_WHAT IS REQUIRED_
All lines from the one with "What's the underlying" to the end need to be copied exactly, with nothing before them.

╭─ ITEMS

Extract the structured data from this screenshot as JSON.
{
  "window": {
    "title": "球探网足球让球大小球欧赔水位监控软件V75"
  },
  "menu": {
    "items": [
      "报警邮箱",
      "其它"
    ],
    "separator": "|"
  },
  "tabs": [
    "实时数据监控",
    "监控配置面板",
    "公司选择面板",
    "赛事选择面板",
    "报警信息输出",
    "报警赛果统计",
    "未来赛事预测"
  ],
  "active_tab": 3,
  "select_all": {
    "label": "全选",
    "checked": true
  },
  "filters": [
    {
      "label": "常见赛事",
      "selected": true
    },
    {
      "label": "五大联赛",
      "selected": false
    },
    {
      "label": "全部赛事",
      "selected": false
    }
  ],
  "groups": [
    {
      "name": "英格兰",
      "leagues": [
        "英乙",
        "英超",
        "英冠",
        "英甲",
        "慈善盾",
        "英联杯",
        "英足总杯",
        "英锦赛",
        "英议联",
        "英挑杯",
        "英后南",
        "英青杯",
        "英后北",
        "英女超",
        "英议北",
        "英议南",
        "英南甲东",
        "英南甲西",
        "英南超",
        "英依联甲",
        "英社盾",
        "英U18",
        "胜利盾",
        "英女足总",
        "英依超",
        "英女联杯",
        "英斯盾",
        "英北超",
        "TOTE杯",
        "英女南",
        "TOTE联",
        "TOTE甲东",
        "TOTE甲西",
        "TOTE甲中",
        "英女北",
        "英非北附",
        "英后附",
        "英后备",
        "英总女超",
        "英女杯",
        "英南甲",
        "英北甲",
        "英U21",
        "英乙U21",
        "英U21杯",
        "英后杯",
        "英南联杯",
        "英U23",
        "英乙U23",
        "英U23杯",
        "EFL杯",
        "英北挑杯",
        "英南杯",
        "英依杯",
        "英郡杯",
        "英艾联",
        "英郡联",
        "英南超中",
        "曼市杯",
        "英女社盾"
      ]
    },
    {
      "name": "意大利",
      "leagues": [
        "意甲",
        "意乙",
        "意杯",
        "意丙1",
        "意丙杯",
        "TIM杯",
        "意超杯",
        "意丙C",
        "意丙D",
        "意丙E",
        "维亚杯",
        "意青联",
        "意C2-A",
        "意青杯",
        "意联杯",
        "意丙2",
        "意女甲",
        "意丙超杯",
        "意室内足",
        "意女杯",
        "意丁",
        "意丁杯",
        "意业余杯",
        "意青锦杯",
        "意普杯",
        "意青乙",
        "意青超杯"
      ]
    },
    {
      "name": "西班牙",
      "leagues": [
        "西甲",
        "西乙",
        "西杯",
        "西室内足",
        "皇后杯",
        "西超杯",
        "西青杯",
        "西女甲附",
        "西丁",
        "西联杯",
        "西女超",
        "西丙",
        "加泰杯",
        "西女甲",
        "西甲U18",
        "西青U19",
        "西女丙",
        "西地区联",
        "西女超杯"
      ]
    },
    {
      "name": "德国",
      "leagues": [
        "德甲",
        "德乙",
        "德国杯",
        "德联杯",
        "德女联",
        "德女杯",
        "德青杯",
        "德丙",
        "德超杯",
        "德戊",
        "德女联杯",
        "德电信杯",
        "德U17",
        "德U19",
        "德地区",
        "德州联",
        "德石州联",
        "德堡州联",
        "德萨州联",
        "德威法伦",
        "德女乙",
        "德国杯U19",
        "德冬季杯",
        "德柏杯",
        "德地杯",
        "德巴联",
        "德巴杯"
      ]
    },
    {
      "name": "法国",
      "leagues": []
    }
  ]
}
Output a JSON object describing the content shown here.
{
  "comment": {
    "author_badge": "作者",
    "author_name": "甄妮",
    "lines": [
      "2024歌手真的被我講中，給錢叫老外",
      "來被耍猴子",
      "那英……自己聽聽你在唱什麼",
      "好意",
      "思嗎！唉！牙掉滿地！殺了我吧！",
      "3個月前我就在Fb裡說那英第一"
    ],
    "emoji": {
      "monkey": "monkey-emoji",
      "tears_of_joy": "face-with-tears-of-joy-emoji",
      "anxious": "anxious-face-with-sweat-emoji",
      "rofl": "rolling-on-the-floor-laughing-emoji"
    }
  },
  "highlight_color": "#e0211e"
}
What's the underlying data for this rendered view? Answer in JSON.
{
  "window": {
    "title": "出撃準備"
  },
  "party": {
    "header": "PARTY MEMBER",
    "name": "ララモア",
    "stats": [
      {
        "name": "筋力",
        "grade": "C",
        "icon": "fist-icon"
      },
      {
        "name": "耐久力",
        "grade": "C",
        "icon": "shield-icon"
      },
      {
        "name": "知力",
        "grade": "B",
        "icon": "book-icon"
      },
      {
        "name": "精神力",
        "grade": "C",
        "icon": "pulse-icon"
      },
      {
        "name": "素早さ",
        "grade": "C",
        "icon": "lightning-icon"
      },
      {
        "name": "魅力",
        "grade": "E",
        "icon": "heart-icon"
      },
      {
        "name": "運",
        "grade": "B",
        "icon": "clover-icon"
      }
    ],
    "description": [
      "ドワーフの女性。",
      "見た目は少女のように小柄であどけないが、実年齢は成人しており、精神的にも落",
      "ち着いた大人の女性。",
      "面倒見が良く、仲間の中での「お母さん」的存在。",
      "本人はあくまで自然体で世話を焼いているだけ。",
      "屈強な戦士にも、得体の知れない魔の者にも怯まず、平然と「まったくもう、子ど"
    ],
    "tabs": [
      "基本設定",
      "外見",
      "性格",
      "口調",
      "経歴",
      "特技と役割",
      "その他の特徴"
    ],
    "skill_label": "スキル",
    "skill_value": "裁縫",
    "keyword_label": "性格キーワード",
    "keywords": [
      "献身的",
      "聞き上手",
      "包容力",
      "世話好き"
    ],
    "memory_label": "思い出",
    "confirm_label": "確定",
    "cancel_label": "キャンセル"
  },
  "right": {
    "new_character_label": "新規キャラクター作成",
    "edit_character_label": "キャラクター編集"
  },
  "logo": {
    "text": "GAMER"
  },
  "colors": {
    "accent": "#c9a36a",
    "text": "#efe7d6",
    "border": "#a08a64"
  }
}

╰─

_THE OUTPUT_
What's the underlying data for this rendered view? Answer in JSON.
{
  "window": {
    "title": "出撃準備"
  },
  "party": {
    "header": "PARTY MEMBER",
    "name": "ララモア",
    "stats": [
      {
        "name": "筋力",
        "grade": "C",
        "icon": "fist-icon"
      },
      {
        "name": "耐久力",
        "grade": "C",
        "icon": "shield-icon"
      },
      {
        "name": "知力",
        "grade": "B",
        "icon": "book-icon"
      },
      {
        "name": "精神力",
        "grade": "C",
        "icon": "pulse-icon"
      },
      {
        "name": "素早さ",
        "grade": "C",
        "icon": "lightning-icon"
      },
      {
        "name": "魅力",
        "grade": "E",
        "icon": "heart-icon"
      },
      {
        "name": "運",
        "grade": "B",
        "icon": "clover-icon"
      }
    ],
    "description": [
      "ドワーフの女性。",
      "見た目は少女のように小柄であどけないが、実年齢は成人しており、精神的にも落",
      "ち着いた大人の女性。",
      "面倒見が良く、仲間の中での「お母さん」的存在。",
      "本人はあくまで自然体で世話を焼いているだけ。",
      "屈強な戦士にも、得体の知れない魔の者にも怯まず、平然と「まったくもう、子ど"
    ],
    "tabs": [
      "基本設定",
      "外見",
      "性格",
      "口調",
      "経歴",
      "特技と役割",
      "その他の特徴"
    ],
    "skill_label": "スキル",
    "skill_value": "裁縫",
    "keyword_label": "性格キーワード",
    "keywords": [
      "献身的",
      "聞き上手",
      "包容力",
      "世話好き"
    ],
    "memory_label": "思い出",
    "confirm_label": "確定",
    "cancel_label": "キャンセル"
  },
  "right": {
    "new_character_label": "新規キャラクター作成",
    "edit_character_label": "キャラクター編集"
  },
  "logo": {
    "text": "GAMER"
  },
  "colors": {
    "accent": "#c9a36a",
    "text": "#efe7d6",
    "border": "#a08a64"
  }
}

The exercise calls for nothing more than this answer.